Blok Teks:
"""
Apa yang membuat kita mencintai sebuah tempat? Apakah keindahan pemandangannya? Ataukah kelezatan cita rasa masakannya? Atau keramahan penduduknya…. Untukku, aku jatuh cinta pada sebuah tempat karena kenangan yang tercipta di sana….

Masih di Kota Rotterdam bersama sahabatku, yang sama-sama berasal dari Malang, Gladys. Kalau kalian ingin mengetahui bagaimana aku bertemu dengannya, silakan baca kisah perjalananku sebelum ke Jerman, part 4: Sahabatku yang cantik. Di situ, aku menyebutnya dengan nama Della.

Kami memulai perjalanan keliling Eropa yang bahkan sudah  kami rencanakan sebelum datang ke Jerman. Awal kisahnya sebelum sampai di bagian ini, bisa kalian baca dulu:

Berlin dan Kenangan Yang Terendap Di Sana
Düsseldorf-Köln: Se-mengenaskan itukah Kami Ini?
Köln: Petir dan Sempitnya Dunia Ini
Amsterdam: Menculik Anjing Dari Bapak Yang Aneh
Hitchike Amsterdam-Rotterdam: Minyak Goreng Pengganti Bensin
Rotterdam: Serasa Pulang Kampung
Delft-Den Haag: Tuhan Menciptakan Dunia, Orang Belanda Menciptakan Belanda

Hari ketiga di Rotterdam, Mbak Evi dan Johan mengantarkan kami keliling kota. Saat di Amsterdam bersama bapak couchsurfer yang aneh, kami sering merasa terintimidasi karena kebenciannya kepada Jerman. Gladys dan aku sering salah mengucapkan: Danke, padahal kami harusnya bilang Thank you atau dank u well (bahasa Belandanya terima kasih). Kalau sudah salah omong seperti itu, bapak tersebut akan bilang, “Ini Belanda, bukan Jerman!”
"""
Data:
"""
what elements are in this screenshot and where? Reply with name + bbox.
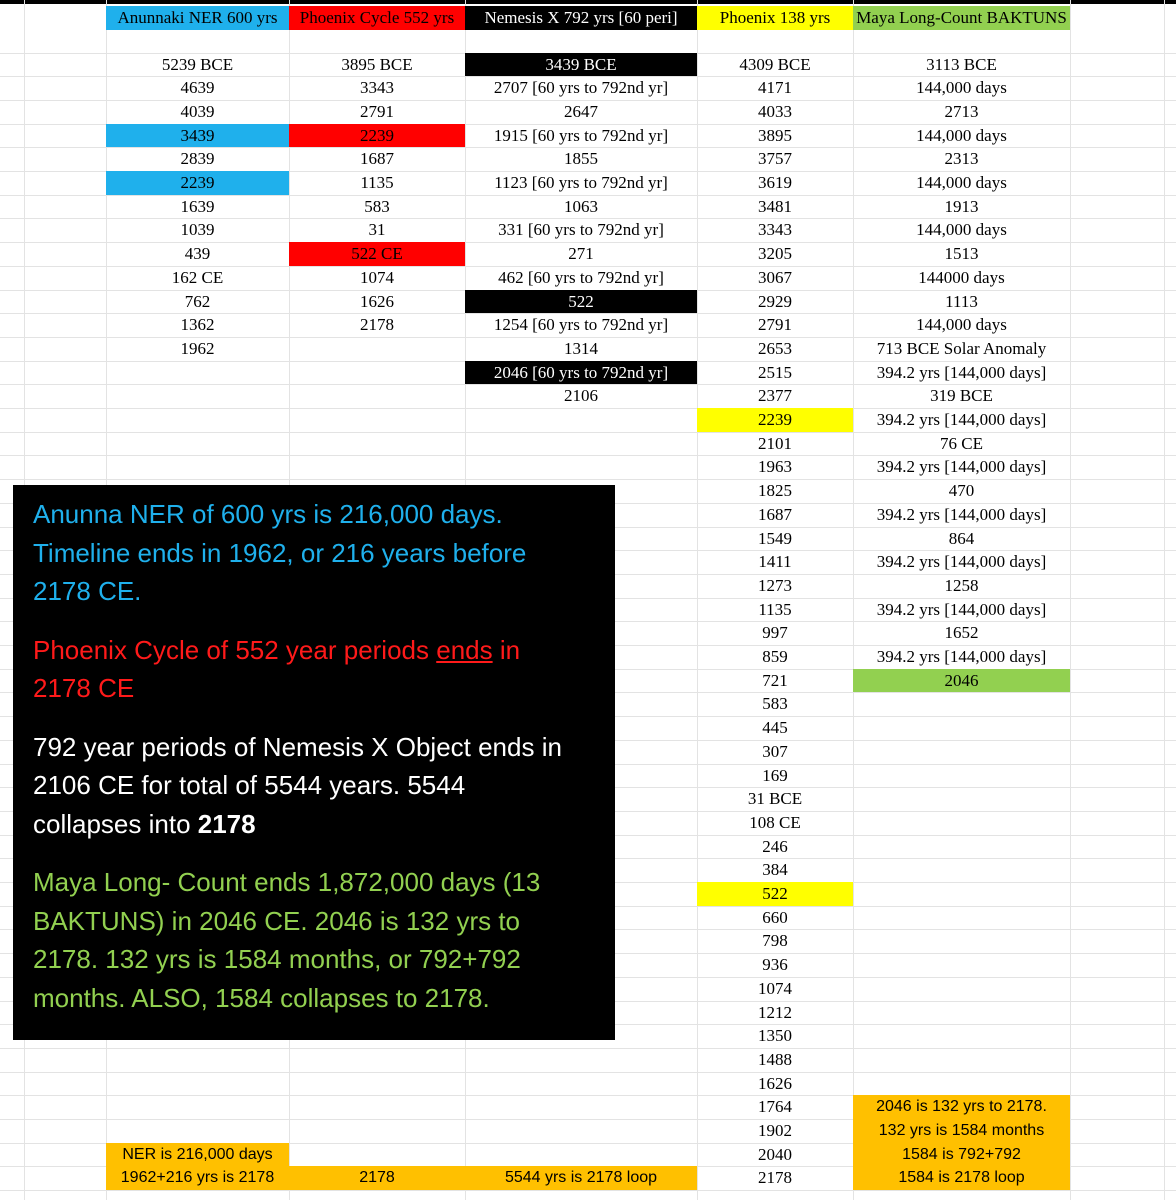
"""
Tugas Latihan:
A. Menurut catatan perjalanan di Rotterdam, siapa yang mengantarkan Gladys dan penulis berkeliling kota pada hari ketiga?
B. Tuliskan ulang bagian catatan perjalanan di Rotterdam, seluruhnya dari "Masih di Kota" sampai "itukah Kami Ini?".
C. Teruskan catatan perjalanan di Rotterdam mulai dari kalimat terakhir yang tertulis.
Materi ini tidak berhubungan dengan catatan perjalanan di Rotterdam.

Hasil per Tugas:
A. Mbak Evi dan Johan.

B.
Masih di Kota Rotterdam bersama sahabatku, yang sama-sama berasal dari Malang, Gladys. Kalau kalian ingin mengetahui bagaimana aku bertemu dengannya, silakan baca kisah perjalananku sebelum ke Jerman, part 4: Sahabatku yang cantik. Di situ, aku menyebutnya dengan nama Della.

Kami memulai perjalanan keliling Eropa yang bahkan sudah  kami rencanakan sebelum datang ke Jerman. Awal kisahnya sebelum sampai di bagian ini, bisa kalian baca dulu:

Berlin dan Kenangan Yang Terendap Di Sana
Düsseldorf-Köln: Se-mengenaskan itukah Kami Ini?

C.
Hallooooooooooooo…. kalau banyak orang Belanda yang membenci Jerman karena sempat diporak porandakan dan dikuasai selama 3 tahun saja, bagaimana dengan kami rakyat Indonesia yang pernah kalian jajah selama 350 tahun lamanya? Biasa aja kaleeee. Aku dan Gladys sering menggerutu soal hal itu.

Setelah kehancuran kota Rotterdam menjelang perang dunia kedua, kota ini menjadi kota yang paling interaktiv dan terbuka dengan design arsitektur dan bangunan baru. Coba lihat kota Rotterdam sebelum dibom dan sekarang:

Sebelum…..

Seperti sebagian besar kota di Eropa, sebelumnya Rotterdam juga punya banyak sekali gedung-gedung kuno.  Sekarang…..

Kami sayangnya tidak sempat pergi ke Kinderdijk untuk melihat kincir angin, tapi Johan mengerti keinginan kami untuk menyaksikan kincir angin yang selalu menjadi ciri khas kota Belanda. Kami pun diajak ke sebuah sudut kota (masih di Rotterdam) untuk melihat kincir Angin dan masuk ke dalamnya.

Ini dalamnya kincir angin, roda penggiling gandum

Meskipun hingga saat aku menulis ini, aku sudah beberapa kali mengunjungi Belanda, namun pikiranku masih saja sering terkagum-kagum dengan keteraturan dan kecanggihan mereka dalam menata segala sesuatu. Contohnya, jembatan yang bisa terbuka dan tertutup kalau ada kapal lewat. Selain itu, bus amphibi yang bisa dikendarai di darat maupun di air. Pasti kalian berpikir katrok banget deh aku ini. 😛

bus di darat
bus di air
Perhatikan Jembatan kecil yang dibuka saat kapal mau lewat
Jembatan besar di belakangku ini juga bisa dibuka tutup

Masa kolonialisme Belanda di negara kita rupanya juga membawa efek bagi negeri kincir angin ini. Tak terhitung banyaknya kami menjumpai toko atau restoran Indonesia atau sekedar orang lewat yang memakai bahasa Jawa atau Indonesia, patung dan nama jalan yang menggunakan nama khas Indonesia, dsb.

patung prajurit bambu runcing
sebuah monumen
jalan dengan nama Batavia

Kami cukup puas mengelilingi kota Rotterdam yang terbilang melelahkan juga untuk ditelusuri meskipun tidak begitu besar. Berikut adalah foto-foto di pusat kota yang penuh dengan bangunan modern:

di sekitar rumah kubik dan gedung pensil
Rumah Kubik
gedung pensil
masih di pusat kota
bangunan baru, saat kami di sana, bangunan ini masih belum sepenuhnya jadi. Bangunan ini merupakan apartmen-apartmen yang di tengahnya terdapat plaza untuk pasar.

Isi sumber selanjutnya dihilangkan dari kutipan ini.